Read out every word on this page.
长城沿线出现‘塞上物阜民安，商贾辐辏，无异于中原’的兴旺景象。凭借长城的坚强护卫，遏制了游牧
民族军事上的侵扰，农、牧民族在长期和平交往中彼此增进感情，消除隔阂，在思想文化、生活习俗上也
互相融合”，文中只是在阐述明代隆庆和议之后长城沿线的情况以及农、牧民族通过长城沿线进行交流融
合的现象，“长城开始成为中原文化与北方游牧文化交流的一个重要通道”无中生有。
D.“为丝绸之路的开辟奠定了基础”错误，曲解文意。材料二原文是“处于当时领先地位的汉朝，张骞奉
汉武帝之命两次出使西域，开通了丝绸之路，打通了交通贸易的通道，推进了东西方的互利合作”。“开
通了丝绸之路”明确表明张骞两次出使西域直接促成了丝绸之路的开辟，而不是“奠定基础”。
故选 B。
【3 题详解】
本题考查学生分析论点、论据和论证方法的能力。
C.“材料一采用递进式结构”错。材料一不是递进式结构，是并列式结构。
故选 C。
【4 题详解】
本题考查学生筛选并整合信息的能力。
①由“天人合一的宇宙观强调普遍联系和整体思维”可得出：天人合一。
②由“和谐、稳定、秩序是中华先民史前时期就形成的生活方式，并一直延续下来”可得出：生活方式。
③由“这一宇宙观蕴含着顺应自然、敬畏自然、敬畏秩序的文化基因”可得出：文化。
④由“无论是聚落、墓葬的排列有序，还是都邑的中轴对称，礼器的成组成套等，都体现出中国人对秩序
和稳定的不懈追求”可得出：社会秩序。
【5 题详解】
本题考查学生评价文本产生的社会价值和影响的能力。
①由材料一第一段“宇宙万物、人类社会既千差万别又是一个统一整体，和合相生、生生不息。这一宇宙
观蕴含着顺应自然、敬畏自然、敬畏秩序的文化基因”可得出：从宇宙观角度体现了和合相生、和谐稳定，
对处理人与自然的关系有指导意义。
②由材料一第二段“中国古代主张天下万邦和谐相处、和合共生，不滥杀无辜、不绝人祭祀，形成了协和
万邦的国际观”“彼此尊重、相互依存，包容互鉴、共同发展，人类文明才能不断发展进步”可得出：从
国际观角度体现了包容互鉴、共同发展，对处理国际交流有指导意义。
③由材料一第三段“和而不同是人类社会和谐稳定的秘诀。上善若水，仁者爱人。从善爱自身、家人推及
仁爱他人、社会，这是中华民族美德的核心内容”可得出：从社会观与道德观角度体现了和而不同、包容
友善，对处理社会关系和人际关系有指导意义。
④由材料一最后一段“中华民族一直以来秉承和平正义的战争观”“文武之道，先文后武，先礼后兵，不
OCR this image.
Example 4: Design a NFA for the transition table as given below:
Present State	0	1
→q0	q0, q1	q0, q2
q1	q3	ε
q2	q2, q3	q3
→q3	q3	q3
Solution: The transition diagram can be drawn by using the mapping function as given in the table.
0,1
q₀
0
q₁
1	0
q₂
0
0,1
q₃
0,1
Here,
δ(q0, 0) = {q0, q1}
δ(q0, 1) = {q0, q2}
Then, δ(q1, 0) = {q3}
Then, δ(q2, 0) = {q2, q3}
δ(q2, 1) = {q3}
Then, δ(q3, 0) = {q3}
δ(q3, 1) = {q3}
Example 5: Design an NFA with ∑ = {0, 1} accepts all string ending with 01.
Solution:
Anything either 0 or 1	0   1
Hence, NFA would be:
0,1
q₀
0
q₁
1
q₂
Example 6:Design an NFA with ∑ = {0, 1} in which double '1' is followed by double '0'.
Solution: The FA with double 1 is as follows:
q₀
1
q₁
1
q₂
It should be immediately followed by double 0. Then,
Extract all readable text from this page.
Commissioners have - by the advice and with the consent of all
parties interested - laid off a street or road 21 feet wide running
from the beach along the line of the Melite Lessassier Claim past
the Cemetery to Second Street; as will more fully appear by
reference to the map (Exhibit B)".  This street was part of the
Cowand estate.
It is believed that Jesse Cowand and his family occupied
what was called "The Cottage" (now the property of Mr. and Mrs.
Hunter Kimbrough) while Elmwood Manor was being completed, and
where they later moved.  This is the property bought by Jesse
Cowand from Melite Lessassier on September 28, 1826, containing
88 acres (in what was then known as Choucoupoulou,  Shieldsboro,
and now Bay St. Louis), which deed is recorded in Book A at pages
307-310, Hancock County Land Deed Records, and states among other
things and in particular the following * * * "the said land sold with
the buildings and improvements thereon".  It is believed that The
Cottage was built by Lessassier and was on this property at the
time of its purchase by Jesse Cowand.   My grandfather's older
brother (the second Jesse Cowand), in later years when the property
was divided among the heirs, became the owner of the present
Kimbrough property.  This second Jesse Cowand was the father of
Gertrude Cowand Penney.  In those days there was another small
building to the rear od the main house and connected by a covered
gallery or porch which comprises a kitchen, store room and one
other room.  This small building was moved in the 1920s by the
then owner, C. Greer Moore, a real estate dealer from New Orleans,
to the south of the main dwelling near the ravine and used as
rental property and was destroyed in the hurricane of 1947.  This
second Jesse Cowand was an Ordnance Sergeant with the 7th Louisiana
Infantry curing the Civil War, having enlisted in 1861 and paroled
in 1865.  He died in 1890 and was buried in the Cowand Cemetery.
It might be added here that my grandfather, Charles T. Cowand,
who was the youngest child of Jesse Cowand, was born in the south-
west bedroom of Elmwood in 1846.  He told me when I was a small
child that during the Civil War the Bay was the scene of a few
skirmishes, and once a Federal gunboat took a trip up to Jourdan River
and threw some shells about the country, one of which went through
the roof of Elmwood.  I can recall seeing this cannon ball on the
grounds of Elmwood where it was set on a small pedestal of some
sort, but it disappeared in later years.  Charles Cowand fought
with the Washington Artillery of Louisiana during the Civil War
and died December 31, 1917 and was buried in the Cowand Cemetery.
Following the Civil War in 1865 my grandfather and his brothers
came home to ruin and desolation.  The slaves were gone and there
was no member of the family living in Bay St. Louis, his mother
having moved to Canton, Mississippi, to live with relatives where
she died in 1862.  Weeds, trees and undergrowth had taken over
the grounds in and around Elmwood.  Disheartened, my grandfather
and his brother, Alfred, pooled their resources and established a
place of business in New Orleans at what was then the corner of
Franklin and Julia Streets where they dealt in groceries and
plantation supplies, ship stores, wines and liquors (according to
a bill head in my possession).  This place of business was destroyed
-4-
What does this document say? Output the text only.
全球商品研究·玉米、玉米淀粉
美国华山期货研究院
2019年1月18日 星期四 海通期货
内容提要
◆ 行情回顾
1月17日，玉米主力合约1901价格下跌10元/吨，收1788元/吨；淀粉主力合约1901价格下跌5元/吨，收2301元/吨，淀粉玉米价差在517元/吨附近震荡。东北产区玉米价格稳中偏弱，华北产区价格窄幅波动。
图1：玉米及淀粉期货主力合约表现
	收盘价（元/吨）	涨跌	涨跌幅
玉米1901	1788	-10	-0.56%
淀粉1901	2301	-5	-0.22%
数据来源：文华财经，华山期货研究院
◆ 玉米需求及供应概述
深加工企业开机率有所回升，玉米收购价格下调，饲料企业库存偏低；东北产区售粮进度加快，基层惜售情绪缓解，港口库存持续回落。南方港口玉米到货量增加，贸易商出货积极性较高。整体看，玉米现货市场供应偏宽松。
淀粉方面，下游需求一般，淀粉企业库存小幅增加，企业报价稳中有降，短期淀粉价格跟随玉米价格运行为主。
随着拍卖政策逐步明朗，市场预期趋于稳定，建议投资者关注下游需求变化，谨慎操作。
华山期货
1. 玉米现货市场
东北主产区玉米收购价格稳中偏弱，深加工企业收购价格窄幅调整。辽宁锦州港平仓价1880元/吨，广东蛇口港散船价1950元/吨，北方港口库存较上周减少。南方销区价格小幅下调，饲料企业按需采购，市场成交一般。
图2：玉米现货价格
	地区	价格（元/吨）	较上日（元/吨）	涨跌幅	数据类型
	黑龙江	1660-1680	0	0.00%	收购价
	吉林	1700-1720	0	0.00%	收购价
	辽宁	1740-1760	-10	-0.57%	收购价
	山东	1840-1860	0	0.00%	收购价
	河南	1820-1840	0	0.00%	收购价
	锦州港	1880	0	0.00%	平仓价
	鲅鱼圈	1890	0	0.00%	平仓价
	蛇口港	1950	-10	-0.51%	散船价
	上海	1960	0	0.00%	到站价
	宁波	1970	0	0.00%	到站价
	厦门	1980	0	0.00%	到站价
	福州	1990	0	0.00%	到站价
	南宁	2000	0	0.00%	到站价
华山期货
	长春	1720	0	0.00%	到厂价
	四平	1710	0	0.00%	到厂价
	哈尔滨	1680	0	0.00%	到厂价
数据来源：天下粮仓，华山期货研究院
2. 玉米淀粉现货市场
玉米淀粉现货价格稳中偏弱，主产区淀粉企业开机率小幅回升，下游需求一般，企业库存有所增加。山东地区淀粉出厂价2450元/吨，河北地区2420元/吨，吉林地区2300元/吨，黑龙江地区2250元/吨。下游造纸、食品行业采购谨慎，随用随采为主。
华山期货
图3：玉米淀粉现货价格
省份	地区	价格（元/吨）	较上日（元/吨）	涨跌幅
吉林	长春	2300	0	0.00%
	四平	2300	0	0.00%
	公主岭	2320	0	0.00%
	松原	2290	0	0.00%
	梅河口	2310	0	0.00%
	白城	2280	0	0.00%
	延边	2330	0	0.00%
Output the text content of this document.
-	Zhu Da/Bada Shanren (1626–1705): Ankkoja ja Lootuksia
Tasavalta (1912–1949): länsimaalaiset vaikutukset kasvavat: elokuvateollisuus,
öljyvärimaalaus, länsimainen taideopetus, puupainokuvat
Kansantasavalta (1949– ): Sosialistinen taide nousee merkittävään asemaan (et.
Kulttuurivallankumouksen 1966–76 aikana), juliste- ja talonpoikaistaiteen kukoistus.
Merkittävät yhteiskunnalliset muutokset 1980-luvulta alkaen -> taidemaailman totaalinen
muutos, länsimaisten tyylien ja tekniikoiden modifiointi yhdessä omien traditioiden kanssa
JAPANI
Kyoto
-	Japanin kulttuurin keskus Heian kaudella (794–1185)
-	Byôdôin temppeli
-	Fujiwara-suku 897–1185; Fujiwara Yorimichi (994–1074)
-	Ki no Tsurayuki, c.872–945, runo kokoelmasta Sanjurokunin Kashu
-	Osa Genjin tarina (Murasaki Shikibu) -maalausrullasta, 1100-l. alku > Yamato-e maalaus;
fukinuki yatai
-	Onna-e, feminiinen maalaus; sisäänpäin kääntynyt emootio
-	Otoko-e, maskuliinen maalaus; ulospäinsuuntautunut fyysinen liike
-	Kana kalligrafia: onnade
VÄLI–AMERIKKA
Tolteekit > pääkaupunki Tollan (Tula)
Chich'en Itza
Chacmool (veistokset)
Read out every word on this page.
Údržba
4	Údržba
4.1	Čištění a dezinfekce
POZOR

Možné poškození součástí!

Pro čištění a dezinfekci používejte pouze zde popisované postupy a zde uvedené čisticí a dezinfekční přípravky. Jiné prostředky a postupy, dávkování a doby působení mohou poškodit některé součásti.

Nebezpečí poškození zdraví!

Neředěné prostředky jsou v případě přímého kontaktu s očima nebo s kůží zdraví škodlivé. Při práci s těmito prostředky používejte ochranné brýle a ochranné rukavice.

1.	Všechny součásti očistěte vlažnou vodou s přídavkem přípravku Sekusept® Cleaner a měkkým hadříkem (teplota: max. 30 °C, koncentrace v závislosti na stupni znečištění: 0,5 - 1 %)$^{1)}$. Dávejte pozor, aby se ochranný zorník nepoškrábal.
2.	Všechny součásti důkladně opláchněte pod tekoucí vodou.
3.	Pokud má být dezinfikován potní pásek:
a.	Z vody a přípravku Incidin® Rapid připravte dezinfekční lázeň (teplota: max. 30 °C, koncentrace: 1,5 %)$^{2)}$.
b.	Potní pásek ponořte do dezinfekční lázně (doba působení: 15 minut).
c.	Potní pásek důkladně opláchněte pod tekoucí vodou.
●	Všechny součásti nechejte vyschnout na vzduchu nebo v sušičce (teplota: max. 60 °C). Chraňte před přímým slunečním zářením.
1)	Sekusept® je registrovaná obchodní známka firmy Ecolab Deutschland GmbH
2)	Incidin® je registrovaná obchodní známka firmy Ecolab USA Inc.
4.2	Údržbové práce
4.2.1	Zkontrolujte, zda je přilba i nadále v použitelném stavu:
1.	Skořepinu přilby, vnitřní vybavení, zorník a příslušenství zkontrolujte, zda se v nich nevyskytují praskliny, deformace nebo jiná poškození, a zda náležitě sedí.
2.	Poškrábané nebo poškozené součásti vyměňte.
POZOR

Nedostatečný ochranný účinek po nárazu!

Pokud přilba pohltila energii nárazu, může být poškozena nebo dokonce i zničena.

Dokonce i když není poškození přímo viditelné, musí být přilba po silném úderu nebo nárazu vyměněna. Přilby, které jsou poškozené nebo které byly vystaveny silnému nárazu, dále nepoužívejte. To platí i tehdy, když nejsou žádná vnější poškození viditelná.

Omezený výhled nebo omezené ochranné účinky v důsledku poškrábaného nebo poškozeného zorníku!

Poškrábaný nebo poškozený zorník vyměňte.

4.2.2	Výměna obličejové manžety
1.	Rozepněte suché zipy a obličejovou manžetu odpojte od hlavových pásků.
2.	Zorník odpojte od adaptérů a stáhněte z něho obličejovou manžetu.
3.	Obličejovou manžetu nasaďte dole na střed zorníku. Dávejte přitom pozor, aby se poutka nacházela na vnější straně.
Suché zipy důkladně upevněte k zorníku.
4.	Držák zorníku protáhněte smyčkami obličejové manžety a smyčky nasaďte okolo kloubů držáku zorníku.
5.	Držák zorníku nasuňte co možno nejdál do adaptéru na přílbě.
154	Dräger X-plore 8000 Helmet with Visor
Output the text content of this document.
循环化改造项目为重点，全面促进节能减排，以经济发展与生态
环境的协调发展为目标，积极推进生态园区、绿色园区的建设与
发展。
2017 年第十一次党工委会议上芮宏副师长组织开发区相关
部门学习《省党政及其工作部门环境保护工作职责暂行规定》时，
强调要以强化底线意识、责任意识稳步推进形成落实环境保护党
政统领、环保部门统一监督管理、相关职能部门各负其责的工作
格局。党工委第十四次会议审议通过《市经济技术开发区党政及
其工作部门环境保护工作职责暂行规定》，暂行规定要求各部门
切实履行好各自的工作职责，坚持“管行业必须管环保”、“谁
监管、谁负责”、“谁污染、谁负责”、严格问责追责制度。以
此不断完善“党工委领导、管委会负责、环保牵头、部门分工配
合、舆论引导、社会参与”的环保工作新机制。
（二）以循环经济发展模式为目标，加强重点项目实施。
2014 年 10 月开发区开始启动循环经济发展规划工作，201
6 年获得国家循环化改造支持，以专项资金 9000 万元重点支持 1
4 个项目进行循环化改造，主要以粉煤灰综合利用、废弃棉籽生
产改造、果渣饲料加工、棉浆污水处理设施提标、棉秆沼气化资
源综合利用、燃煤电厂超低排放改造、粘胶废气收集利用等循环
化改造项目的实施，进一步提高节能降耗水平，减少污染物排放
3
•••
Problem statement:
Count how many lines of the material hold the string "small". Give the number and nothing more.

Solution for this task:
4